Task input:
## Begin

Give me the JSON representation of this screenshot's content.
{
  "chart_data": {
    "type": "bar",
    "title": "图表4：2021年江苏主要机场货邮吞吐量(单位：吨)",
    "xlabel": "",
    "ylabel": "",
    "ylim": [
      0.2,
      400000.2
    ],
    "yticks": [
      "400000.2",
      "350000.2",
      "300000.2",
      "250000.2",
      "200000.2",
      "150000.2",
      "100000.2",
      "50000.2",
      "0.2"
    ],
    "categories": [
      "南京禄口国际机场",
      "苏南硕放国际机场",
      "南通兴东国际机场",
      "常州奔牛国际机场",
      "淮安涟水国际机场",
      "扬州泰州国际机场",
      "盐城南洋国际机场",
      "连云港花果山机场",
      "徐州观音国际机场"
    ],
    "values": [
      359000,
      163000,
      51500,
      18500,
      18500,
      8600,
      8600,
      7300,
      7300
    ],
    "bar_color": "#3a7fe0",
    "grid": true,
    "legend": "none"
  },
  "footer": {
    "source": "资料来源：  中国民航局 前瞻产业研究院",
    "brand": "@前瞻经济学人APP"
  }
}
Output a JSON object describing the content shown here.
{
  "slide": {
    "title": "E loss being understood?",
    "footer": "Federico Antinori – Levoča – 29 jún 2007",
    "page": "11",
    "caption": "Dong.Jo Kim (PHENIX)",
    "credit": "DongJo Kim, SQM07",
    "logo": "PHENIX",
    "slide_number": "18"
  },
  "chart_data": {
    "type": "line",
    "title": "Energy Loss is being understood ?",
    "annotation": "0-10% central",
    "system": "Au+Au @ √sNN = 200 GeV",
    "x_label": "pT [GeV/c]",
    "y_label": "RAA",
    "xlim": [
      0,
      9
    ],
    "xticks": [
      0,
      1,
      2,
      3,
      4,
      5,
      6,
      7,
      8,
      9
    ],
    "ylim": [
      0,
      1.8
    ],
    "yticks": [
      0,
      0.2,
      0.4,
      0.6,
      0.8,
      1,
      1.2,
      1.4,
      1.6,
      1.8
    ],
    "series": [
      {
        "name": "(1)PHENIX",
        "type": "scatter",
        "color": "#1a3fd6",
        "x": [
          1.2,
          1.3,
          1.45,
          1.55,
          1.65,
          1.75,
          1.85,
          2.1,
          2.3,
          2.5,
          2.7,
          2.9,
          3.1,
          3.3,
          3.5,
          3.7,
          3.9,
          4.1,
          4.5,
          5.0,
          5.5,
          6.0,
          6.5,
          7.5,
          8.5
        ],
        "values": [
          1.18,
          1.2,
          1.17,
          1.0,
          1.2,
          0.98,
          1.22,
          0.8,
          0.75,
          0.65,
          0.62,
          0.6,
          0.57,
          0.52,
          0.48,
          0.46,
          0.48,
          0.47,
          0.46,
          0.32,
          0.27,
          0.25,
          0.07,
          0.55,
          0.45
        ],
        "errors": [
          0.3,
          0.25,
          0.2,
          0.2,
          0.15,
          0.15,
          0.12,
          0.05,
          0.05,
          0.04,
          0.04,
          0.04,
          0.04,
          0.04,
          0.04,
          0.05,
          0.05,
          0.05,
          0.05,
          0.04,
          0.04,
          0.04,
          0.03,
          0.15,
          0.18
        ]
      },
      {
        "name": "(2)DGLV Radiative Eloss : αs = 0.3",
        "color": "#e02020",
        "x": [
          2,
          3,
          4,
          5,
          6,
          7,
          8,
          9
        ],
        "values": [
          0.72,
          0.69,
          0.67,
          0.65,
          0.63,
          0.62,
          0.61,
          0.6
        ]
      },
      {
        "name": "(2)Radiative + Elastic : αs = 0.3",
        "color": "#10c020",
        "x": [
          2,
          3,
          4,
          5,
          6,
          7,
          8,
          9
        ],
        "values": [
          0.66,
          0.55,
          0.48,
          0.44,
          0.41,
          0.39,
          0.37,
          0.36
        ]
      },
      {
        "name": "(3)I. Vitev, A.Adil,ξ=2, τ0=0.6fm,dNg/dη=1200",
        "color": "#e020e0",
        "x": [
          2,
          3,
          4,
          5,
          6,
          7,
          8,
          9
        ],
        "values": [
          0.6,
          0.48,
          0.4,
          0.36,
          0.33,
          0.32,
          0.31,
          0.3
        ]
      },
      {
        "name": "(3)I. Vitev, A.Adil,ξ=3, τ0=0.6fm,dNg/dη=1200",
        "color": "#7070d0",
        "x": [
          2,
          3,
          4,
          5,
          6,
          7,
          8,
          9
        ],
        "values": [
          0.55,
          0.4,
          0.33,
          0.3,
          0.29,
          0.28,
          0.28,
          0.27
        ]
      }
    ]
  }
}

## End

Stated exercise: From the records above, extract every entry exactly as given.

Task result:
Give me the JSON representation of this screenshot's content.
{
  "chart_data": {
    "type": "bar",
    "title": "图表4：2021年江苏主要机场货邮吞吐量(单位：吨)",
    "xlabel": "",
    "ylabel": "",
    "ylim": [
      0.2,
      400000.2
    ],
    "yticks": [
      "400000.2",
      "350000.2",
      "300000.2",
      "250000.2",
      "200000.2",
      "150000.2",
      "100000.2",
      "50000.2",
      "0.2"
    ],
    "categories": [
      "南京禄口国际机场",
      "苏南硕放国际机场",
      "南通兴东国际机场",
      "常州奔牛国际机场",
      "淮安涟水国际机场",
      "扬州泰州国际机场",
      "盐城南洋国际机场",
      "连云港花果山机场",
      "徐州观音国际机场"
    ],
    "values": [
      359000,
      163000,
      51500,
      18500,
      18500,
      8600,
      8600,
      7300,
      7300
    ],
    "bar_color": "#3a7fe0",
    "grid": true,
    "legend": "none"
  },
  "footer": {
    "source": "资料来源：  中国民航局 前瞻产业研究院",
    "brand": "@前瞻经济学人APP"
  }
}
Output a JSON object describing the content shown here.
{
  "slide": {
    "title": "E loss being understood?",
    "footer": "Federico Antinori – Levoča – 29 jún 2007",
    "page": "11",
    "caption": "Dong.Jo Kim (PHENIX)",
    "credit": "DongJo Kim, SQM07",
    "logo": "PHENIX",
    "slide_number": "18"
  },
  "chart_data": {
    "type": "line",
    "title": "Energy Loss is being understood ?",
    "annotation": "0-10% central",
    "system": "Au+Au @ √sNN = 200 GeV",
    "x_label": "pT [GeV/c]",
    "y_label": "RAA",
    "xlim": [
      0,
      9
    ],
    "xticks": [
      0,
      1,
      2,
      3,
      4,
      5,
      6,
      7,
      8,
      9
    ],
    "ylim": [
      0,
      1.8
    ],
    "yticks": [
      0,
      0.2,
      0.4,
      0.6,
      0.8,
      1,
      1.2,
      1.4,
      1.6,
      1.8
    ],
    "series": [
      {
        "name": "(1)PHENIX",
        "type": "scatter",
        "color": "#1a3fd6",
        "x": [
          1.2,
          1.3,
          1.45,
          1.55,
          1.65,
          1.75,
          1.85,
          2.1,
          2.3,
          2.5,
          2.7,
          2.9,
          3.1,
          3.3,
          3.5,
          3.7,
          3.9,
          4.1,
          4.5,
          5.0,
          5.5,
          6.0,
          6.5,
          7.5,
          8.5
        ],
        "values": [
          1.18,
          1.2,
          1.17,
          1.0,
          1.2,
          0.98,
          1.22,
          0.8,
          0.75,
          0.65,
          0.62,
          0.6,
          0.57,
          0.52,
          0.48,
          0.46,
          0.48,
          0.47,
          0.46,
          0.32,
          0.27,
          0.25,
          0.07,
          0.55,
          0.45
        ],
        "errors": [
          0.3,
          0.25,
          0.2,
          0.2,
          0.15,
          0.15,
          0.12,
          0.05,
          0.05,
          0.04,
          0.04,
          0.04,
          0.04,
          0.04,
          0.04,
          0.05,
          0.05,
          0.05,
          0.05,
          0.04,
          0.04,
          0.04,
          0.03,
          0.15,
          0.18
        ]
      },
      {
        "name": "(2)DGLV Radiative Eloss : αs = 0.3",
        "color": "#e02020",
        "x": [
          2,
          3,
          4,
          5,
          6,
          7,
          8,
          9
        ],
        "values": [
          0.72,
          0.69,
          0.67,
          0.65,
          0.63,
          0.62,
          0.61,
          0.6
        ]
      },
      {
        "name": "(2)Radiative + Elastic : αs = 0.3",
        "color": "#10c020",
        "x": [
          2,
          3,
          4,
          5,
          6,
          7,
          8,
          9
        ],
        "values": [
          0.66,
          0.55,
          0.48,
          0.44,
          0.41,
          0.39,
          0.37,
          0.36
        ]
      },
      {
        "name": "(3)I. Vitev, A.Adil,ξ=2, τ0=0.6fm,dNg/dη=1200",
        "color": "#e020e0",
        "x": [
          2,
          3,
          4,
          5,
          6,
          7,
          8,
          9
        ],
        "values": [
          0.6,
          0.48,
          0.4,
          0.36,
          0.33,
          0.32,
          0.31,
          0.3
        ]
      },
      {
        "name": "(3)I. Vitev, A.Adil,ξ=3, τ0=0.6fm,dNg/dη=1200",
        "color": "#7070d0",
        "x": [
          2,
          3,
          4,
          5,
          6,
          7,
          8,
          9
        ],
        "values": [
          0.55,
          0.4,
          0.33,
          0.3,
          0.29,
          0.28,
          0.28,
          0.27
        ]
      }
    ]
  }
}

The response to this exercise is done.